# Rows
◆ ◆ ◆ ◆
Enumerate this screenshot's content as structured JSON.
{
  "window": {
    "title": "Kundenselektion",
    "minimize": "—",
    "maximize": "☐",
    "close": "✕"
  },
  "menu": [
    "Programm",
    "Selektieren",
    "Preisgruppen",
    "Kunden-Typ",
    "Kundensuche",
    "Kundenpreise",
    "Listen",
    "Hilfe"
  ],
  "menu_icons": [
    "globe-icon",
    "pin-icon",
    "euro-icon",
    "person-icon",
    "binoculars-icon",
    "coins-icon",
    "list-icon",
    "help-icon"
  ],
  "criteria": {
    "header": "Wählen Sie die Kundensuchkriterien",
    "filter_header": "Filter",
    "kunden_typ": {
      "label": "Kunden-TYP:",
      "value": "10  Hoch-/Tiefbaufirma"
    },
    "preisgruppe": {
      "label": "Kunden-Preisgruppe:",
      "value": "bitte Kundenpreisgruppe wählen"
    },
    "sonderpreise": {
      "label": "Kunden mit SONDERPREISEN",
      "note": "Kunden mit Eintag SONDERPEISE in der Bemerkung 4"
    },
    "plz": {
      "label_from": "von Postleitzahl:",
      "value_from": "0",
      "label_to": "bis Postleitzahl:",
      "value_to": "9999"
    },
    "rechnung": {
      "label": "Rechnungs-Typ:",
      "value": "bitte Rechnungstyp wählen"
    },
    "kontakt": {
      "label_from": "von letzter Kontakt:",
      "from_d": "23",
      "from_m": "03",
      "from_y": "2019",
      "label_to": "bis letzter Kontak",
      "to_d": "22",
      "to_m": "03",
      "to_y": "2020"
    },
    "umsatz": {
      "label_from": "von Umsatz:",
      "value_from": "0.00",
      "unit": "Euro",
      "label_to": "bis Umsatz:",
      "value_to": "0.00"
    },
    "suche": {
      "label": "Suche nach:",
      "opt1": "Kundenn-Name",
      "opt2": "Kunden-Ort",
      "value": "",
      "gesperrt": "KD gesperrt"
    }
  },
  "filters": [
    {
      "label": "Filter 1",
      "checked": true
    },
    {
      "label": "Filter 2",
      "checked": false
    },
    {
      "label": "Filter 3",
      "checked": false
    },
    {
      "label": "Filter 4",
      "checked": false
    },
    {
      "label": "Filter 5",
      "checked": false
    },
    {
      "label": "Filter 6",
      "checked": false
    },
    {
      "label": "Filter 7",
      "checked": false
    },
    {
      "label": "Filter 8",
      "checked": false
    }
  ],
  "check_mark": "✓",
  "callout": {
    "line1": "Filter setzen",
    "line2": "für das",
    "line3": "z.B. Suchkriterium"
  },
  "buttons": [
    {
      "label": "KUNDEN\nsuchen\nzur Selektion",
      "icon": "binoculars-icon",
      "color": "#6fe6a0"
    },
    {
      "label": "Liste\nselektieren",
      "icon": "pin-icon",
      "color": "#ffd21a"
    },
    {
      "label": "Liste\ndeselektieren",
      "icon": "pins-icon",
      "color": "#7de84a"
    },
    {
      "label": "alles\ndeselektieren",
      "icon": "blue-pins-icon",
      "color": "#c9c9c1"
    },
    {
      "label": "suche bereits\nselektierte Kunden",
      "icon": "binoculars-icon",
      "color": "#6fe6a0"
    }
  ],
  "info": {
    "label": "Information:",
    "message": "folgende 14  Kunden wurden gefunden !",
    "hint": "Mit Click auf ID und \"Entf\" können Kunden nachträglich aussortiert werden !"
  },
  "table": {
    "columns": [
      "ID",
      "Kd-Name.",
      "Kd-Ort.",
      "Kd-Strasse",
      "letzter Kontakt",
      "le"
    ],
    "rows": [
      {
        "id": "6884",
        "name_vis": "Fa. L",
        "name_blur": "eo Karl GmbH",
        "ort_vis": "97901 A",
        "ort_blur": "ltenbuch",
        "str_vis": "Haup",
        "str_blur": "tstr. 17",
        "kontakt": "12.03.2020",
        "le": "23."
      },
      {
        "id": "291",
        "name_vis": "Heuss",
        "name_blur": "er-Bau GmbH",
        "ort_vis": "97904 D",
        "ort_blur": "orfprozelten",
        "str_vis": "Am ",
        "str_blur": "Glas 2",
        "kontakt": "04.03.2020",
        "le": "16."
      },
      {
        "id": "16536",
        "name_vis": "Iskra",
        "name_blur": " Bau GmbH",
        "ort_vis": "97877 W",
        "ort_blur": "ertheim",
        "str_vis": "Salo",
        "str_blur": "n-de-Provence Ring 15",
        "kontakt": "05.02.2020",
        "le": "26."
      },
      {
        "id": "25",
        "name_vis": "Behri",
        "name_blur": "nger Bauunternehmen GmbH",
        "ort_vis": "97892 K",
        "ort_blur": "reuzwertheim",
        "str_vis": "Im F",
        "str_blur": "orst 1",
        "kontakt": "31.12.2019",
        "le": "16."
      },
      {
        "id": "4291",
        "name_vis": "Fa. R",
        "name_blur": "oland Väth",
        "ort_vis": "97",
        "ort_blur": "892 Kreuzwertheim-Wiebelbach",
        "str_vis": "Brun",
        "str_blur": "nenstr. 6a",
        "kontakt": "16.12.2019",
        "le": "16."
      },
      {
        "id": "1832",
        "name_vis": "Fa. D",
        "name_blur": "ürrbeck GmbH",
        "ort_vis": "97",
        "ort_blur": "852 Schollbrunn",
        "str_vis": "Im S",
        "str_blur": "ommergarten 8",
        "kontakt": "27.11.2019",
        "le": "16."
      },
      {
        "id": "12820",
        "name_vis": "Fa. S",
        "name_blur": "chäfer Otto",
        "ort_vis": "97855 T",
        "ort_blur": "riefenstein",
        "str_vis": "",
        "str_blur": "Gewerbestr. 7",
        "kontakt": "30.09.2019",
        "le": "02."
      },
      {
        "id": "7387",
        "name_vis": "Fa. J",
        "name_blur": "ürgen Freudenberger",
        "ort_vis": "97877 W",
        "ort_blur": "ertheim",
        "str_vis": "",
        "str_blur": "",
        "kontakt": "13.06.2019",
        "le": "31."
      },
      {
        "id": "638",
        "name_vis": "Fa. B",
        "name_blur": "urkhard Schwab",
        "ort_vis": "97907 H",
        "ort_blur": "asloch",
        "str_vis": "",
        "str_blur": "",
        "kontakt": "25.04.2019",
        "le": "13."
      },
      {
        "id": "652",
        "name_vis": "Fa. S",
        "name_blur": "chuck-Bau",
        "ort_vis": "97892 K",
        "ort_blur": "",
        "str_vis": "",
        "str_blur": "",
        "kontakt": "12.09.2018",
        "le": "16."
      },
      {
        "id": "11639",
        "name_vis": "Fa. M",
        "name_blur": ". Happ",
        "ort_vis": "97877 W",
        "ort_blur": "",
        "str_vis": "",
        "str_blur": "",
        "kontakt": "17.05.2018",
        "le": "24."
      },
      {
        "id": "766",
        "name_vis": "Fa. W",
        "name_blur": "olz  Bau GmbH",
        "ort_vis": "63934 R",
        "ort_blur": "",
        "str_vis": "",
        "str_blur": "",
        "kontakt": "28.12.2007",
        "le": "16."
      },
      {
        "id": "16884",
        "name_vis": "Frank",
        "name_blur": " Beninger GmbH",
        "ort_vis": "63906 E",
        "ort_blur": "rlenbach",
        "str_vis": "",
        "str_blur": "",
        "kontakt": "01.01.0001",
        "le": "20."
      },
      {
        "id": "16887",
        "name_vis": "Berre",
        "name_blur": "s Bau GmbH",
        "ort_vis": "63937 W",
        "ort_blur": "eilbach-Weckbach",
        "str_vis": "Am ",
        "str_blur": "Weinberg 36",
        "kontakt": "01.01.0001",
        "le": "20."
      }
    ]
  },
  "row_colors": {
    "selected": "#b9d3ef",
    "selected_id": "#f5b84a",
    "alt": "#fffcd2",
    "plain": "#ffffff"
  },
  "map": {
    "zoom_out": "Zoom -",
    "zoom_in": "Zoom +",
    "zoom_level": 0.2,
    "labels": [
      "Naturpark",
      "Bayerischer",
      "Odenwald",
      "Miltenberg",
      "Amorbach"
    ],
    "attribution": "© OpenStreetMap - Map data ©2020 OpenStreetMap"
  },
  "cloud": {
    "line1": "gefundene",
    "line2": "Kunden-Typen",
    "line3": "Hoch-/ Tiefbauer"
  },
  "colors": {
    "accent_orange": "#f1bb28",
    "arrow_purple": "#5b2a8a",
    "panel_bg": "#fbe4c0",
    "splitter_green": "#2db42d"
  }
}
◆ ◆ ◆ ◆
# Request
Every line of the records that includes the word "bitte" should be gathered.

# Answer for this exercise
      "value": "bitte Kundenpreisgruppe wählen"
      "value": "bitte Rechnungstyp wählen"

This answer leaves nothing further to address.